(YOUR GOAL): Copy the data below word for word, from its first line through the line containing "cell-name-cn: 防城港市恒盛船务有限公司 —", with both of those lines included.

(Rows from a layout dataset):
··········

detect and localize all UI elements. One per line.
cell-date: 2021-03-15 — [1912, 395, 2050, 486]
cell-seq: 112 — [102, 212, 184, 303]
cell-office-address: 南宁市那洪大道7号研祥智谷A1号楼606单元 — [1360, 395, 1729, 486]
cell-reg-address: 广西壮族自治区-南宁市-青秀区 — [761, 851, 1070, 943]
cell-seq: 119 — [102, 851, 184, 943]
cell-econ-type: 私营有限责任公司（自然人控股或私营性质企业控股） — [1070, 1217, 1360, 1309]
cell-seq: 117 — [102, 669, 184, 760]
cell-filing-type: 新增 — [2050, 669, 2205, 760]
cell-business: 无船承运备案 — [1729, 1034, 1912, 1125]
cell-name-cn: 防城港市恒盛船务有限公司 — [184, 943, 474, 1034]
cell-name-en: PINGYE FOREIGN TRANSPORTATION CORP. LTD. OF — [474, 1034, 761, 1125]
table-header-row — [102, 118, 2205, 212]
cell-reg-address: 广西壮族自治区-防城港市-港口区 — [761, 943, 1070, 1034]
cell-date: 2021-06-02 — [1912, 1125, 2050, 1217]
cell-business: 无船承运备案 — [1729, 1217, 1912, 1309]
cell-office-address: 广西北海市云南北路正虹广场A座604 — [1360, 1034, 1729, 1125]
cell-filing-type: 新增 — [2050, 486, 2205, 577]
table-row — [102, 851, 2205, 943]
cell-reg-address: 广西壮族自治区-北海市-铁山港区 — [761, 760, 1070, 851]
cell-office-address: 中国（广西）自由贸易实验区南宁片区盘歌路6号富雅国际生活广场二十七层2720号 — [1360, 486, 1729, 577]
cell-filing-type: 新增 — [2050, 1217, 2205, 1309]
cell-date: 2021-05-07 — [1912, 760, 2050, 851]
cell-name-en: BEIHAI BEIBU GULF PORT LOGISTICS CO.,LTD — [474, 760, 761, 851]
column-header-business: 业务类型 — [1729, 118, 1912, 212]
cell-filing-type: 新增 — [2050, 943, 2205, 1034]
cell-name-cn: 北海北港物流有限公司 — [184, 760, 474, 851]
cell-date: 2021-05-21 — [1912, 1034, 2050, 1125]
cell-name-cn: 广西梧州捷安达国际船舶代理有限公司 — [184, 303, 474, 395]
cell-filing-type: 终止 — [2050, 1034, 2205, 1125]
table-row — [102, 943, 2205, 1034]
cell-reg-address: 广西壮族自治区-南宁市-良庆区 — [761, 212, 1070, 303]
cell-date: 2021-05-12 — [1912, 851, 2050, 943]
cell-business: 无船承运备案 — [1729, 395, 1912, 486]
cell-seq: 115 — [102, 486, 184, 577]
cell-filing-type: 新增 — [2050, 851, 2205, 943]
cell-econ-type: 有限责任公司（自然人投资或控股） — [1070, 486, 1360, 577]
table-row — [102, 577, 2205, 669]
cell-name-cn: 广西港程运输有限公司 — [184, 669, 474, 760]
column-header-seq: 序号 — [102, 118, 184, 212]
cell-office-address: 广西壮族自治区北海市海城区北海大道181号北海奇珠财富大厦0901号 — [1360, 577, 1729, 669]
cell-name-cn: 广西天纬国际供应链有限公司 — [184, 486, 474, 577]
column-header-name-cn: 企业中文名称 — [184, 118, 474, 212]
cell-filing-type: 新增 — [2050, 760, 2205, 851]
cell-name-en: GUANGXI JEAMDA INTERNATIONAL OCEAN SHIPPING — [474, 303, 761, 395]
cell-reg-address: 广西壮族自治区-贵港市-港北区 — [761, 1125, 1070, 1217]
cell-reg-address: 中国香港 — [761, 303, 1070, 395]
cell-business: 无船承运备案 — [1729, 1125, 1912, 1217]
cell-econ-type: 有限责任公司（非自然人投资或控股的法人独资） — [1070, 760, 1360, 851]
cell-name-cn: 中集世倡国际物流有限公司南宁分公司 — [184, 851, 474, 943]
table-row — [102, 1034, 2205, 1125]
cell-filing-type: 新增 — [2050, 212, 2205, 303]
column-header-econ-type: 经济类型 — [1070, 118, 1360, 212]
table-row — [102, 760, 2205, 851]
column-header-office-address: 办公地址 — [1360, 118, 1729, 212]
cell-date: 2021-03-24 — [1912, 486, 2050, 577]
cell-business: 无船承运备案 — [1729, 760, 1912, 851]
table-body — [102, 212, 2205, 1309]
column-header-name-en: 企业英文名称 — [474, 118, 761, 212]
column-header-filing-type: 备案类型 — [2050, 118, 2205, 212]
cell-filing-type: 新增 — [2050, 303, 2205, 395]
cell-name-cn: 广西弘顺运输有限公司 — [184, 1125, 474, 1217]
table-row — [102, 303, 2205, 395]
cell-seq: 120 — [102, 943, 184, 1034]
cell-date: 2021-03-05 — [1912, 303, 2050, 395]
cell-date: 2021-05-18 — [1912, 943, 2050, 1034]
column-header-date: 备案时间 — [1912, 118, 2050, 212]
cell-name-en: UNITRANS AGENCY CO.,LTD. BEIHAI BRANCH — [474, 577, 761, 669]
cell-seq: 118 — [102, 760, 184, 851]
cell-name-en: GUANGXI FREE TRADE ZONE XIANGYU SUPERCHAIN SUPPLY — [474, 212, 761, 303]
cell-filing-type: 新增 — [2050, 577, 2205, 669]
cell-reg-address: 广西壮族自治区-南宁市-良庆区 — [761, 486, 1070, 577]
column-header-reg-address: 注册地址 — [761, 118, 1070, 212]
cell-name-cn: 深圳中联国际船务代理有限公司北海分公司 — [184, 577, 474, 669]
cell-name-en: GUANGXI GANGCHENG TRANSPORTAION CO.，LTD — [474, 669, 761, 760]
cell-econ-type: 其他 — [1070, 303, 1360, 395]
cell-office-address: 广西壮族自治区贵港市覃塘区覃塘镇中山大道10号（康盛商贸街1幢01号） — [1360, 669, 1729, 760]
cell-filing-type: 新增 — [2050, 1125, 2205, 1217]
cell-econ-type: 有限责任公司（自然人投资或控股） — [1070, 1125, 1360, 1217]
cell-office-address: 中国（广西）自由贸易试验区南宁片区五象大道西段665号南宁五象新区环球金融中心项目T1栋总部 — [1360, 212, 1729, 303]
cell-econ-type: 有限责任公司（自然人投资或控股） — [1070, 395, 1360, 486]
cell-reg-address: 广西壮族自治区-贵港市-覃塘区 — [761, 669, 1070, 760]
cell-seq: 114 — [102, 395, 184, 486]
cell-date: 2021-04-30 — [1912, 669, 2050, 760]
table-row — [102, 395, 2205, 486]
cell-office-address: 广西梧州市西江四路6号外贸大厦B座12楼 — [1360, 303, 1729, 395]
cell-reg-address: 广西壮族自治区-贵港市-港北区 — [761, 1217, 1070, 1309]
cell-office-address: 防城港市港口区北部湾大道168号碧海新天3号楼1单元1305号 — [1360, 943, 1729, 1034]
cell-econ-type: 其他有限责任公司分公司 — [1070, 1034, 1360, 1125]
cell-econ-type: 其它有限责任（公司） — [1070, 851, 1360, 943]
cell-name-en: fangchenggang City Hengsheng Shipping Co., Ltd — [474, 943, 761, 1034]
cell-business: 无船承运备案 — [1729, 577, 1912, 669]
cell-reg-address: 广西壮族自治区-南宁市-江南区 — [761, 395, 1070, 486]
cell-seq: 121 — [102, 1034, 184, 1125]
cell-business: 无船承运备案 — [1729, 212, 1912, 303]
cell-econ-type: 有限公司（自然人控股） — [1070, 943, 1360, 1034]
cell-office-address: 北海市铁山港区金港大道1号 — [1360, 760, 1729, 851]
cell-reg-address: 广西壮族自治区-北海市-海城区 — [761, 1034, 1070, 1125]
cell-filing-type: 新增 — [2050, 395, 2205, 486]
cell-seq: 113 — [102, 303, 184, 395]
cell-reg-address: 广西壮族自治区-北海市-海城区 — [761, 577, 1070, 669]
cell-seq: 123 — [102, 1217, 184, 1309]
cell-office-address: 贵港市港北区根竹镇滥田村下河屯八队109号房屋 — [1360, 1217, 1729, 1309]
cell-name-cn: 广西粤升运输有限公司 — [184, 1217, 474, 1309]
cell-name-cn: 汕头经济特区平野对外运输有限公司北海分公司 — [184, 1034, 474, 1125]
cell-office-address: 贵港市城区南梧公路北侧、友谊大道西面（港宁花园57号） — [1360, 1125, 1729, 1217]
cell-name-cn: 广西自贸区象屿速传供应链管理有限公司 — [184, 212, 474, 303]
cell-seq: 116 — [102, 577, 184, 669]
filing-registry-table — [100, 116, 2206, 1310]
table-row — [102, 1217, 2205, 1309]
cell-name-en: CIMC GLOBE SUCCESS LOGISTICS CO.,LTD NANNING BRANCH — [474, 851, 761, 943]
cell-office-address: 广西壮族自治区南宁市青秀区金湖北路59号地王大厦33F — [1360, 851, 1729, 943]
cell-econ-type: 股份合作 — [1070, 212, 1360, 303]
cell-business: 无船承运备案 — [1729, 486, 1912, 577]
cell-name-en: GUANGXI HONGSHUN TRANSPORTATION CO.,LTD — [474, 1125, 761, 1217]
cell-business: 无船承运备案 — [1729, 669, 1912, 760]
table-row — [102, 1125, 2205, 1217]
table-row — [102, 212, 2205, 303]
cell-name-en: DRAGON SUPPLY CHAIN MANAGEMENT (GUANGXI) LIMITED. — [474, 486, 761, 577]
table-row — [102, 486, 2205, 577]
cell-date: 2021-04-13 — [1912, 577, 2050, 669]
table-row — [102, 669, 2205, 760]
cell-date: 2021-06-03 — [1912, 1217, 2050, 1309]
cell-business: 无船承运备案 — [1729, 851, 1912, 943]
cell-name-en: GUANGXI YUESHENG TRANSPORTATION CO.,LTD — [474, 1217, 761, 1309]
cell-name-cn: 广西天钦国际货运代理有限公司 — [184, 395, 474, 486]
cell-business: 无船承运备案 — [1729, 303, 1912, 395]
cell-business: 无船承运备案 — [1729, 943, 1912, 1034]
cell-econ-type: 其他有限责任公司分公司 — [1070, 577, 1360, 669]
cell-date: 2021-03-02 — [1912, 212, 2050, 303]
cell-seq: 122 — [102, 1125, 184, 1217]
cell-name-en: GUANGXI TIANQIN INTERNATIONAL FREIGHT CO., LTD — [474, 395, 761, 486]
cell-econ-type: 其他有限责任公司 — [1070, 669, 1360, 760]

··········

(EXERCISE ANSWER):
detect and localize all UI elements. One per line.
cell-date: 2021-03-15 — [1912, 395, 2050, 486]
cell-seq: 112 — [102, 212, 184, 303]
cell-office-address: 南宁市那洪大道7号研祥智谷A1号楼606单元 — [1360, 395, 1729, 486]
cell-reg-address: 广西壮族自治区-南宁市-青秀区 — [761, 851, 1070, 943]
cell-seq: 119 — [102, 851, 184, 943]
cell-econ-type: 私营有限责任公司（自然人控股或私营性质企业控股） — [1070, 1217, 1360, 1309]
cell-seq: 117 — [102, 669, 184, 760]
cell-filing-type: 新增 — [2050, 669, 2205, 760]
cell-business: 无船承运备案 — [1729, 1034, 1912, 1125]
cell-name-cn: 防城港市恒盛船务有限公司 — [184, 943, 474, 1034]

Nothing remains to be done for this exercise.